-- Start RECORDS FOR THE EXERCISE --

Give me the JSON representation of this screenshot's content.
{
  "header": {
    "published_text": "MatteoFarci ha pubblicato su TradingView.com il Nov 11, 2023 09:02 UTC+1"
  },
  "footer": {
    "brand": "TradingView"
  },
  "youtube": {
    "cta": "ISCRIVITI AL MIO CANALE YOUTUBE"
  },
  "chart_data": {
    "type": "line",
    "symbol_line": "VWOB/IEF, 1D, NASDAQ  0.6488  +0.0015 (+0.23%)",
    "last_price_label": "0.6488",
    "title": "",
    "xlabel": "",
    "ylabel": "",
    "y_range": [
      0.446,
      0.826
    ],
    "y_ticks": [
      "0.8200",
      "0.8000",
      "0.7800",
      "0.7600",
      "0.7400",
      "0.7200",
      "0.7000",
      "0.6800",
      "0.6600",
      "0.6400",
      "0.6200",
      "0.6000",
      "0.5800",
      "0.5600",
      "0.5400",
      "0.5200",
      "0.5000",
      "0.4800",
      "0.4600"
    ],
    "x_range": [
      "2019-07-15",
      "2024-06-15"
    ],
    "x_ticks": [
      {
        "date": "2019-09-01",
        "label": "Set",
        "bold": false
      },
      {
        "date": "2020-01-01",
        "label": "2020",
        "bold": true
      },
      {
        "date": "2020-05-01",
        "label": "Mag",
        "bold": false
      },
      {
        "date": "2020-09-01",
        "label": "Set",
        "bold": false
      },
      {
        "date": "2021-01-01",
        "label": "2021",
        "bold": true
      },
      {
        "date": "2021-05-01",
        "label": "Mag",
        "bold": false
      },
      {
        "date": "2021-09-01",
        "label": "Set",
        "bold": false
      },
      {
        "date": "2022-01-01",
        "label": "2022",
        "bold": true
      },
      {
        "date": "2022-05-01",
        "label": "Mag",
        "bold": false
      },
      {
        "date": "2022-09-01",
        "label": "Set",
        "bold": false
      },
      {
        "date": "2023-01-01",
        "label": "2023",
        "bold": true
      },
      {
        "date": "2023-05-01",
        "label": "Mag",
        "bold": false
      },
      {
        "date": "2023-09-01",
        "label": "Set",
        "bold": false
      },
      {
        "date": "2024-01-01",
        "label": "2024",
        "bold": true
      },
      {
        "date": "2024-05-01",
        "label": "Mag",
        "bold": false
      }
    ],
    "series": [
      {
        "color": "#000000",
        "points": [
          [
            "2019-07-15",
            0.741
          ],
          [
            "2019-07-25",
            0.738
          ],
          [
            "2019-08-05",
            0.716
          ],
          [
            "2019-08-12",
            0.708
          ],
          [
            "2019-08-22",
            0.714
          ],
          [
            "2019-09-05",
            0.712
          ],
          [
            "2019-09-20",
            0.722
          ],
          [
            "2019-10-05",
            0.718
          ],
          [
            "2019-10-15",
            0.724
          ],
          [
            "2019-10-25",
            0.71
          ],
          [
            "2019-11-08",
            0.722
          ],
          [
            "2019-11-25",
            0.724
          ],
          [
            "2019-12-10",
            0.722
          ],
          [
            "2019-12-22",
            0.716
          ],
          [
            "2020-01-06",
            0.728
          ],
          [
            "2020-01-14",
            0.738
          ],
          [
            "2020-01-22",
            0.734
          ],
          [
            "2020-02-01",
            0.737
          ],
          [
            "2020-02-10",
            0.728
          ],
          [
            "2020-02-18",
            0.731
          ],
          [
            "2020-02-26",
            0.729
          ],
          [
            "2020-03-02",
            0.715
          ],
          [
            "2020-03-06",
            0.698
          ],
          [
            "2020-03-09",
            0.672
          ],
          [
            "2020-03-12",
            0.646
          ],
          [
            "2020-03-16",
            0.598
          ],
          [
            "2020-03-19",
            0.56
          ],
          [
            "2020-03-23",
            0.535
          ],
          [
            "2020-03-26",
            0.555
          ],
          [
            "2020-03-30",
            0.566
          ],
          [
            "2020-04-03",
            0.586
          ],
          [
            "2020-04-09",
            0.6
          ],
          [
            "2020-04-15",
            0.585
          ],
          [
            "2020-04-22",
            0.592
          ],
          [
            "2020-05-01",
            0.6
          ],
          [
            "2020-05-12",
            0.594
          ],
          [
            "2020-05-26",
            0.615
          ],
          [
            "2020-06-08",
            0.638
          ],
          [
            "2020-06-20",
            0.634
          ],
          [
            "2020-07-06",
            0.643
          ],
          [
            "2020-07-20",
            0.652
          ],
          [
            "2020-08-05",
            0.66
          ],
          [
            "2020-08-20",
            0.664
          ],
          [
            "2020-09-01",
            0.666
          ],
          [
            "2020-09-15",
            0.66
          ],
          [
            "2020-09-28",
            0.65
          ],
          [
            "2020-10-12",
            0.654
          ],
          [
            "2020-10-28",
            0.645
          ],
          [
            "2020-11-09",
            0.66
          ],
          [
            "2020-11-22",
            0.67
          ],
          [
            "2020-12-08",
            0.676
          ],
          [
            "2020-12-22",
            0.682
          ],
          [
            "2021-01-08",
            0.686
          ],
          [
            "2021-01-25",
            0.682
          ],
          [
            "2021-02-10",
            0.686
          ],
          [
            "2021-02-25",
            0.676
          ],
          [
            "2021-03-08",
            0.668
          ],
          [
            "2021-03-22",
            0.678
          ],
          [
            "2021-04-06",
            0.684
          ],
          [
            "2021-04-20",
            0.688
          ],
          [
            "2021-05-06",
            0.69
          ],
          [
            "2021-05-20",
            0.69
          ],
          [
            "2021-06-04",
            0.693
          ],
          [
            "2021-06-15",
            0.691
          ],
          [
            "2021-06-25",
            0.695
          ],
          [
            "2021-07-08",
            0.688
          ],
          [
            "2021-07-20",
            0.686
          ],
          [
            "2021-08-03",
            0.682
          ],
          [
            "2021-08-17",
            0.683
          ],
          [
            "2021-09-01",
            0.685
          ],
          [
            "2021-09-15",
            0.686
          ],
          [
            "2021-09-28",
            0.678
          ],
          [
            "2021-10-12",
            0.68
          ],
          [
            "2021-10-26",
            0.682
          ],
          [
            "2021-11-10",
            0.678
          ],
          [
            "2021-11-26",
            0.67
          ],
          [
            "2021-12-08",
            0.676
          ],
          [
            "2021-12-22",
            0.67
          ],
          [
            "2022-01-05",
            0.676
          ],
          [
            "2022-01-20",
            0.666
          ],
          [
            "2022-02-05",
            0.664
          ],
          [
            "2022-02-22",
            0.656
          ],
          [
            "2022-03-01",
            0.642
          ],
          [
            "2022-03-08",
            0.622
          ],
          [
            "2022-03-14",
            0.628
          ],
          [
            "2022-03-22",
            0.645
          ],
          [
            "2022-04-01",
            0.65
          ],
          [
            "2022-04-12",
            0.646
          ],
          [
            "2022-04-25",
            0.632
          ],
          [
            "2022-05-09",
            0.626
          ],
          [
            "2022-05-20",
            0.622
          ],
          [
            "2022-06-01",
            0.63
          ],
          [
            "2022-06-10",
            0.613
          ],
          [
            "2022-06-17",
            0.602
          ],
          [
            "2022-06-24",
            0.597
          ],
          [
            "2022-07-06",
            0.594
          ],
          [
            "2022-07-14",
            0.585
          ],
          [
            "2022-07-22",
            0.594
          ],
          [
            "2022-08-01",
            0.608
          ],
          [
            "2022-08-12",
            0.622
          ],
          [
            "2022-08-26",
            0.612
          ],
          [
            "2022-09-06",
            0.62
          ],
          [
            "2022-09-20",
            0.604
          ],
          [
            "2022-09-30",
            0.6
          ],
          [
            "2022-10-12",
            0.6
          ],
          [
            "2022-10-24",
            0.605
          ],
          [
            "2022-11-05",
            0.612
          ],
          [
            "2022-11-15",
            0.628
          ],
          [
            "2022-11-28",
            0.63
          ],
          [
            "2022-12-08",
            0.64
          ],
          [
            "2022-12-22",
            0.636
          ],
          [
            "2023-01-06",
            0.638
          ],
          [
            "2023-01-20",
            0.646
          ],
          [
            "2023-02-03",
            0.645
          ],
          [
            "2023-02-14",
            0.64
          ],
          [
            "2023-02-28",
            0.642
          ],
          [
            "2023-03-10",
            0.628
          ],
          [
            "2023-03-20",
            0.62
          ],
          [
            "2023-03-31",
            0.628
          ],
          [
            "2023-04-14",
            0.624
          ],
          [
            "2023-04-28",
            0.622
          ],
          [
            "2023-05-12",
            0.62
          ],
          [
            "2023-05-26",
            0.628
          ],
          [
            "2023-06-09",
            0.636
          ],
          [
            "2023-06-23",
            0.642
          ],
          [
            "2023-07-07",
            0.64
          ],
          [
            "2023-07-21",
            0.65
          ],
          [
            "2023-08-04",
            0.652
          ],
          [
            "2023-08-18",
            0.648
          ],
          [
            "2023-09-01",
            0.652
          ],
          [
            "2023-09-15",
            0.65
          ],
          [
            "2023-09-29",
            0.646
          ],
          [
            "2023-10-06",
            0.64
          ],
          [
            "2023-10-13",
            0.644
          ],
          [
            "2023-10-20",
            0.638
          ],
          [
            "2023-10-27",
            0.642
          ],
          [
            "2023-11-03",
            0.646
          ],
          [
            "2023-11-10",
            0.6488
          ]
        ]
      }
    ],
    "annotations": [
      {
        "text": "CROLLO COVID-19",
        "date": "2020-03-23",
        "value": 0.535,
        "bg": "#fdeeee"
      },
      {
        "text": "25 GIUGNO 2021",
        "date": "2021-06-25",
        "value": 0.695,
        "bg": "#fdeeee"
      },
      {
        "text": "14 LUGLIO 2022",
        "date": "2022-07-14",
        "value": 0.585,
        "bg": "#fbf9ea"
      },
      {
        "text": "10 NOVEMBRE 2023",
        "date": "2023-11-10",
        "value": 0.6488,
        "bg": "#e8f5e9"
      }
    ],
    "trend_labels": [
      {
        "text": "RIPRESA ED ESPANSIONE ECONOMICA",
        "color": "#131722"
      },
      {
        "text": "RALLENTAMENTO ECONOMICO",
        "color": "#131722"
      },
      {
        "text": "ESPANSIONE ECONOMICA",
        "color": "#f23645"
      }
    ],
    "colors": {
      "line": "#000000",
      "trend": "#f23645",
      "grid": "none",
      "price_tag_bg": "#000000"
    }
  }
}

-- End RECORDS FOR THE EXERCISE --
-- Start RECORDS FOR THE EXERCISE --

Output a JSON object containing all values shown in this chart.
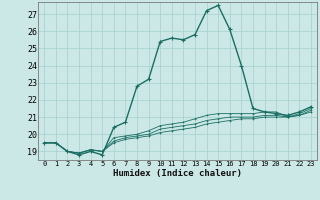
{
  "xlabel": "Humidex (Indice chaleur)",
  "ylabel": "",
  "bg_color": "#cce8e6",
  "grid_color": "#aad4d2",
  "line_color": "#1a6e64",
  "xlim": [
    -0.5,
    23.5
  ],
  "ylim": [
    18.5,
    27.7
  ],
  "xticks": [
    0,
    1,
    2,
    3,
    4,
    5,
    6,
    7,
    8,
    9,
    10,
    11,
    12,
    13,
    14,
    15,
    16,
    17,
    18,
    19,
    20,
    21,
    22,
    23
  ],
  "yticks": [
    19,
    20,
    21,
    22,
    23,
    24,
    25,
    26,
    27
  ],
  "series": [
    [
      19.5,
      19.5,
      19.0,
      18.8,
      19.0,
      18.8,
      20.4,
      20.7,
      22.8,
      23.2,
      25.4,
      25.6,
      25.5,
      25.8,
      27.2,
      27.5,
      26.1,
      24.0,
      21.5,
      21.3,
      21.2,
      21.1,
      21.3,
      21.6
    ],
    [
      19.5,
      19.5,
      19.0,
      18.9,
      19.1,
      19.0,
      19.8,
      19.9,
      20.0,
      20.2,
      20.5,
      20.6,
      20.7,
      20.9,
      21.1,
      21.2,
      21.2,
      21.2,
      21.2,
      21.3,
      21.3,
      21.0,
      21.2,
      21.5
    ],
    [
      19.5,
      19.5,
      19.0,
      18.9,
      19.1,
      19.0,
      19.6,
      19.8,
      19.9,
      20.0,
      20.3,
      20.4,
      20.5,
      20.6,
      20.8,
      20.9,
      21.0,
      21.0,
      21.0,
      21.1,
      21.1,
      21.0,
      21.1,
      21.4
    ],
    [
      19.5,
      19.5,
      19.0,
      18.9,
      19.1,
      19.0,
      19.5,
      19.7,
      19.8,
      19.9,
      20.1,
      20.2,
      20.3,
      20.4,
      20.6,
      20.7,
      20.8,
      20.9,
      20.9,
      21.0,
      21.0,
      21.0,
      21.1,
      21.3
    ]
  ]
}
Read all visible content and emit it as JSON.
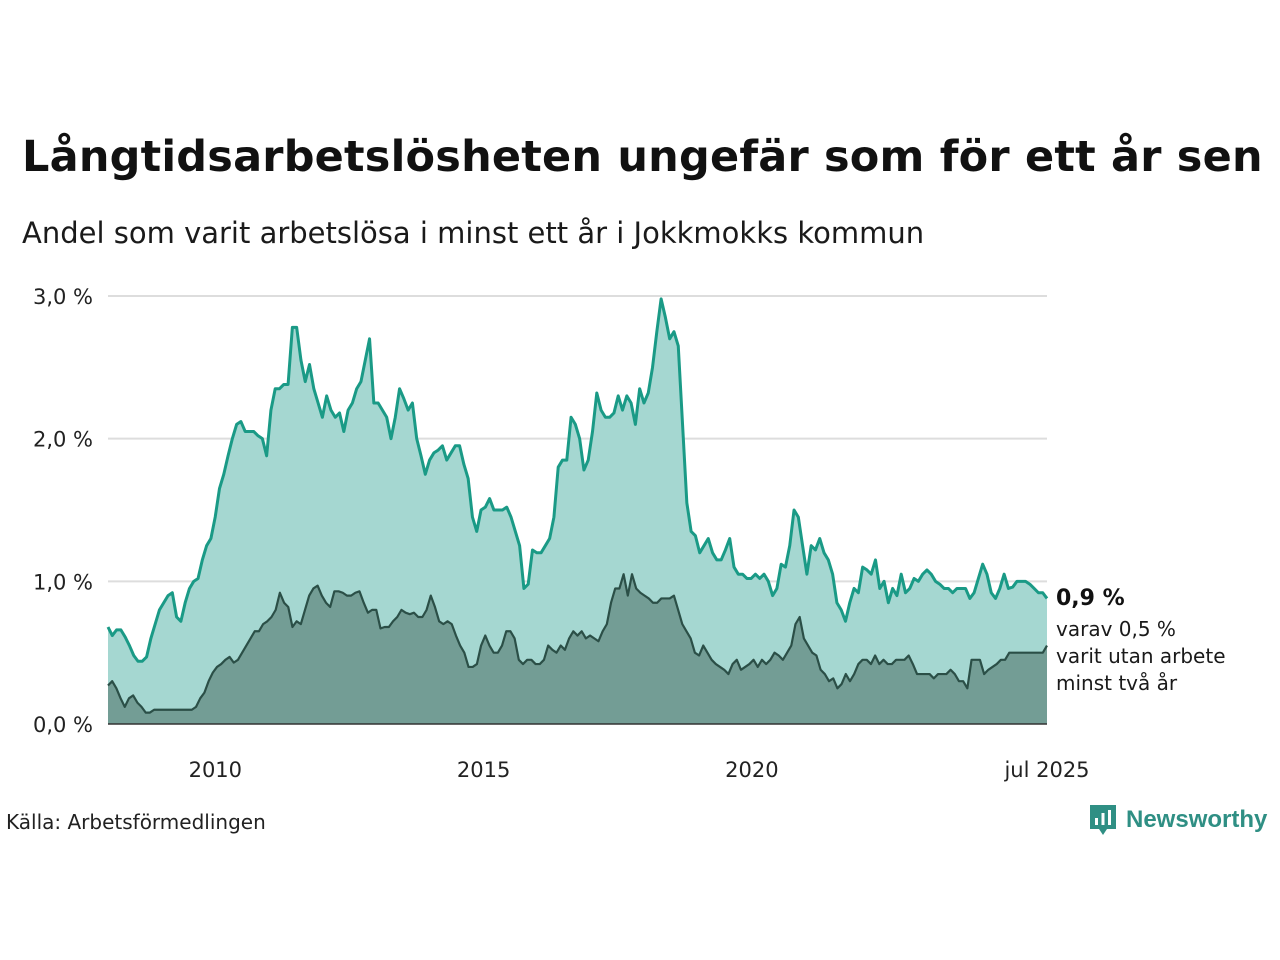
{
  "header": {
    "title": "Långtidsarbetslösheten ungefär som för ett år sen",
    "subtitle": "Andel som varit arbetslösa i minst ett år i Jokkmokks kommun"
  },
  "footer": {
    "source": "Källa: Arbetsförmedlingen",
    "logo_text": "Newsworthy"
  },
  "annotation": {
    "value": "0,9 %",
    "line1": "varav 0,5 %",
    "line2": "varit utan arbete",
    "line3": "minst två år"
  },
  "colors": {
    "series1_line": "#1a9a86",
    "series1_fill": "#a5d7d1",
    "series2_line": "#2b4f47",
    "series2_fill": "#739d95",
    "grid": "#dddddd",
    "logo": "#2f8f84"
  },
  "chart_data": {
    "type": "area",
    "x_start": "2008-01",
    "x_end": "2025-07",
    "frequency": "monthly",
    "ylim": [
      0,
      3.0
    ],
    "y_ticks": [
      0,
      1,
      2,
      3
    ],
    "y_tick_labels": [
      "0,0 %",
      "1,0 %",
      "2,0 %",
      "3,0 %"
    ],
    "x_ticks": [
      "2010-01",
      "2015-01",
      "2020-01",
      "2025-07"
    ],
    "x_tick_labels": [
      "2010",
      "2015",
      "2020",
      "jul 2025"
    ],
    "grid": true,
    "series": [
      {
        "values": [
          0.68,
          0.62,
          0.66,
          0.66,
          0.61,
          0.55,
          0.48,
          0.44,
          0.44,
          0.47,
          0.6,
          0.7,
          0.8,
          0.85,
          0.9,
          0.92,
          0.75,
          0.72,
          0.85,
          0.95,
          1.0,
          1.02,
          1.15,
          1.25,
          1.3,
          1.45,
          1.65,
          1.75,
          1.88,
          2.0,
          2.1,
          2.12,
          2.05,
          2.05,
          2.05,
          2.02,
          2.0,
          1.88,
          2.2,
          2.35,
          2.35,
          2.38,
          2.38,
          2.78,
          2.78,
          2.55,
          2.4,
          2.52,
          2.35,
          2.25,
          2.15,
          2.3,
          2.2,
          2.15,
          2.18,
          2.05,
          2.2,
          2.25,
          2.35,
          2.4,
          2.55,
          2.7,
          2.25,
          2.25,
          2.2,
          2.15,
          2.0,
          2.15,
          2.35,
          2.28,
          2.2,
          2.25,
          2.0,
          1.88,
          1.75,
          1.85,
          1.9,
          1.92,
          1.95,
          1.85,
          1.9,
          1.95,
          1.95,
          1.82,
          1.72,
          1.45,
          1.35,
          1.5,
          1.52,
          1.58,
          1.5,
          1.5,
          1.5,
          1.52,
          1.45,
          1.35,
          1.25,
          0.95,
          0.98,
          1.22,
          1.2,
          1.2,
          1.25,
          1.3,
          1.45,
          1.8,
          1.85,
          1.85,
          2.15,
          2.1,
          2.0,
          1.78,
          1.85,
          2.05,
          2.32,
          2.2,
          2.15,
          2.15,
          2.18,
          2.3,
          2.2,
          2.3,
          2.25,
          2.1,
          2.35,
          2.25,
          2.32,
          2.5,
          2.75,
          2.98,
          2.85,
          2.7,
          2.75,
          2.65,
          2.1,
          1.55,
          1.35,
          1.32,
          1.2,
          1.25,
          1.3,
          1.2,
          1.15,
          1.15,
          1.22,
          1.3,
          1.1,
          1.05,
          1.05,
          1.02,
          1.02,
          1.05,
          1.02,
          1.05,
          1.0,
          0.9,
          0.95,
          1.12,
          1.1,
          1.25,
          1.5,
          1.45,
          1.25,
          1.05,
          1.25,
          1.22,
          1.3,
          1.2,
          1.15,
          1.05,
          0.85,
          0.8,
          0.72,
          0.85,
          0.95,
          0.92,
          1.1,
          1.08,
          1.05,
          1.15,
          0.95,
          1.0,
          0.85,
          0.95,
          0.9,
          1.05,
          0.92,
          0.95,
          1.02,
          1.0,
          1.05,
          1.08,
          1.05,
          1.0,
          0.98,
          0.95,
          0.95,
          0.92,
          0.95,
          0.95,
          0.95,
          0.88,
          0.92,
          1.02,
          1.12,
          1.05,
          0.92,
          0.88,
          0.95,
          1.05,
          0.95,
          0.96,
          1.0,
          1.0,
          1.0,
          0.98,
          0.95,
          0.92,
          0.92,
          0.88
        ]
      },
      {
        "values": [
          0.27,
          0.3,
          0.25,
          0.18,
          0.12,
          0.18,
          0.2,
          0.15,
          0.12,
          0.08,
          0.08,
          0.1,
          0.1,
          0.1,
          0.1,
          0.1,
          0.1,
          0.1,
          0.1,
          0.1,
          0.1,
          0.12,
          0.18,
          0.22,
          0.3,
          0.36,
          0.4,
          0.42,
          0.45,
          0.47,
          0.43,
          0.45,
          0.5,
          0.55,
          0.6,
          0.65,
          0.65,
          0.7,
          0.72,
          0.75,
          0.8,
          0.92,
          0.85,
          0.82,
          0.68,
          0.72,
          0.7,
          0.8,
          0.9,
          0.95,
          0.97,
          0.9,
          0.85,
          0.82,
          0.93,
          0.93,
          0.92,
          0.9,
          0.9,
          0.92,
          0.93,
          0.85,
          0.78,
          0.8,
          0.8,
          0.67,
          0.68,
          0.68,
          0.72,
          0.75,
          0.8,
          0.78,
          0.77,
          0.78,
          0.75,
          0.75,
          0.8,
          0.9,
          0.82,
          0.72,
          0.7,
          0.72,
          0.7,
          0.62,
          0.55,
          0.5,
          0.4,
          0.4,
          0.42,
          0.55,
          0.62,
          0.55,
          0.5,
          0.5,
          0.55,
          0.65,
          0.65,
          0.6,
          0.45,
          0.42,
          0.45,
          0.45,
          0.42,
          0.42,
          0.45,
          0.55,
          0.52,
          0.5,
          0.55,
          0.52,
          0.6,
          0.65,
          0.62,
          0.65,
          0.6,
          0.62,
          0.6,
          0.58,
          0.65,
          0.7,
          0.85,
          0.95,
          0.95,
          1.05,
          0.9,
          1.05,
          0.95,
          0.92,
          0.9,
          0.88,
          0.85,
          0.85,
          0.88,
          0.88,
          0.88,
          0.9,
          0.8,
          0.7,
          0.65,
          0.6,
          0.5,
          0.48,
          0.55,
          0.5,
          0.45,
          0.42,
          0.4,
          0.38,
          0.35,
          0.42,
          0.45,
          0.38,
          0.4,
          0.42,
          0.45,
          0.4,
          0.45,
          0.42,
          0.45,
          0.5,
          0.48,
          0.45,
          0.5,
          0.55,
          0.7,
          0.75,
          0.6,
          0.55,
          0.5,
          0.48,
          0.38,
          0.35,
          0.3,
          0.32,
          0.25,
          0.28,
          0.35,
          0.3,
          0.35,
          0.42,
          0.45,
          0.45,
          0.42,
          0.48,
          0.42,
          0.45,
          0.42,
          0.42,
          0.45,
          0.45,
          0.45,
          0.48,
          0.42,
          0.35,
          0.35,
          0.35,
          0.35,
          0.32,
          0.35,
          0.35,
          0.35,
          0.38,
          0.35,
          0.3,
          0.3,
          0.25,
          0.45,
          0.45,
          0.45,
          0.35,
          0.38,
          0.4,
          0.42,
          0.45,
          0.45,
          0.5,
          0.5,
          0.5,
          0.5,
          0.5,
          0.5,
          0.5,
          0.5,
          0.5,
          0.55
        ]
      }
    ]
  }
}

-- End RECORDS FOR THE EXERCISE --
-- Start RECORDS FOR THE EXERCISE --

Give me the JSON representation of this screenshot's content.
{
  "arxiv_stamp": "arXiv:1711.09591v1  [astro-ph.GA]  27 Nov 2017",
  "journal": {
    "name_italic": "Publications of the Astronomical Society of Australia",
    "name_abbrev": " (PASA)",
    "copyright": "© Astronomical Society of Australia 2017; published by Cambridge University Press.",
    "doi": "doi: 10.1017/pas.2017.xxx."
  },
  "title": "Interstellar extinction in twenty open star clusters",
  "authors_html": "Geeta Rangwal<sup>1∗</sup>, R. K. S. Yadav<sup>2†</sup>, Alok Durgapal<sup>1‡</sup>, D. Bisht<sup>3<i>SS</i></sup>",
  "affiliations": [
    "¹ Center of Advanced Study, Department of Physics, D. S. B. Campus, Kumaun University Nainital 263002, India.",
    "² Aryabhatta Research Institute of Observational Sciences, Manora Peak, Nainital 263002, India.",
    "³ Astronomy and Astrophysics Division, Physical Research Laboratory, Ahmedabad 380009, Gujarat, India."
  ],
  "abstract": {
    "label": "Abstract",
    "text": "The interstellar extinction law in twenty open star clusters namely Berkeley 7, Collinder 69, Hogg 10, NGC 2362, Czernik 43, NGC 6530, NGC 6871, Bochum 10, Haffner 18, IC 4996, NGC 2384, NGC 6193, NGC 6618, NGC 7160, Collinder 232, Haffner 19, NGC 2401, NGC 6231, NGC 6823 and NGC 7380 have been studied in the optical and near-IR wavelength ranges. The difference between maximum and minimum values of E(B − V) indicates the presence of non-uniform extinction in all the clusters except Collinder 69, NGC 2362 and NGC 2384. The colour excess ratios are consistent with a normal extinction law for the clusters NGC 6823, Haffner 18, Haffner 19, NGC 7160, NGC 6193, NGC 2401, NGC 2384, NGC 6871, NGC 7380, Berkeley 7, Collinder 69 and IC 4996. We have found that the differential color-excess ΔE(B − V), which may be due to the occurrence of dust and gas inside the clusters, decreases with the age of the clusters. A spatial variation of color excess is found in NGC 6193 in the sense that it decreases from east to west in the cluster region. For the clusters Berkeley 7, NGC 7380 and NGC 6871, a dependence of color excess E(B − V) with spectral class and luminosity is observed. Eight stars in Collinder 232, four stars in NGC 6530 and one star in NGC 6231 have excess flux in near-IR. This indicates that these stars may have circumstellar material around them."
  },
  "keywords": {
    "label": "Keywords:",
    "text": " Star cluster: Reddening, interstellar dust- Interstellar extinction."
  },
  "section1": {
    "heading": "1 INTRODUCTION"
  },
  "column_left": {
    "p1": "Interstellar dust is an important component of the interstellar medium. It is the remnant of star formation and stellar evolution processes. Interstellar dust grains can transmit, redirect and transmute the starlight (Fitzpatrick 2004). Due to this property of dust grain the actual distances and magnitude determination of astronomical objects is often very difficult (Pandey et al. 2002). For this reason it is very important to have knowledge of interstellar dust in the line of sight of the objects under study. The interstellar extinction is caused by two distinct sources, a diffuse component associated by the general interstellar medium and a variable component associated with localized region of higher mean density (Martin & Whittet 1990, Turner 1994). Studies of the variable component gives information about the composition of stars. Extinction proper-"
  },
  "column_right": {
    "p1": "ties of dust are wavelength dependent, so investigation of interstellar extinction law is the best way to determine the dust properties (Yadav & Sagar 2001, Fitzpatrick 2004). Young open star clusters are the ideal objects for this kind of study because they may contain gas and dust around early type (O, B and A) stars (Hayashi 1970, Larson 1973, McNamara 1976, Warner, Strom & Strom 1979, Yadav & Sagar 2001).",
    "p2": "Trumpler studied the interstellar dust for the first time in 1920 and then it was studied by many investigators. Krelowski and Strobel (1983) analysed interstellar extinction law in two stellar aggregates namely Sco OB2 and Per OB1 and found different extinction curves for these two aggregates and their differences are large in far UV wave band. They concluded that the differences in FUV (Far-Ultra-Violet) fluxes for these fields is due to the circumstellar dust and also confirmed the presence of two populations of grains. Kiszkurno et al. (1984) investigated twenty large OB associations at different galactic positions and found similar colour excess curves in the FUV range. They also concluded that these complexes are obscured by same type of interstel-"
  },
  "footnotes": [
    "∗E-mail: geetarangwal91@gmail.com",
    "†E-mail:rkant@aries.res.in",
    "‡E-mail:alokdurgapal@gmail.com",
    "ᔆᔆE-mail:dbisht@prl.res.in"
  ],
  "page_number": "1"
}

-- End RECORDS FOR THE EXERCISE --

◆ TASK GOAL ◆
Search the records for the word "JSON", then list every line that has it.

◆ ANSWER ◆
Give me the JSON representation of this screenshot's content.
Output a JSON object containing all values shown in this chart.
Read all visible content and emit it as JSON.
Give me the JSON representation of this screenshot's content.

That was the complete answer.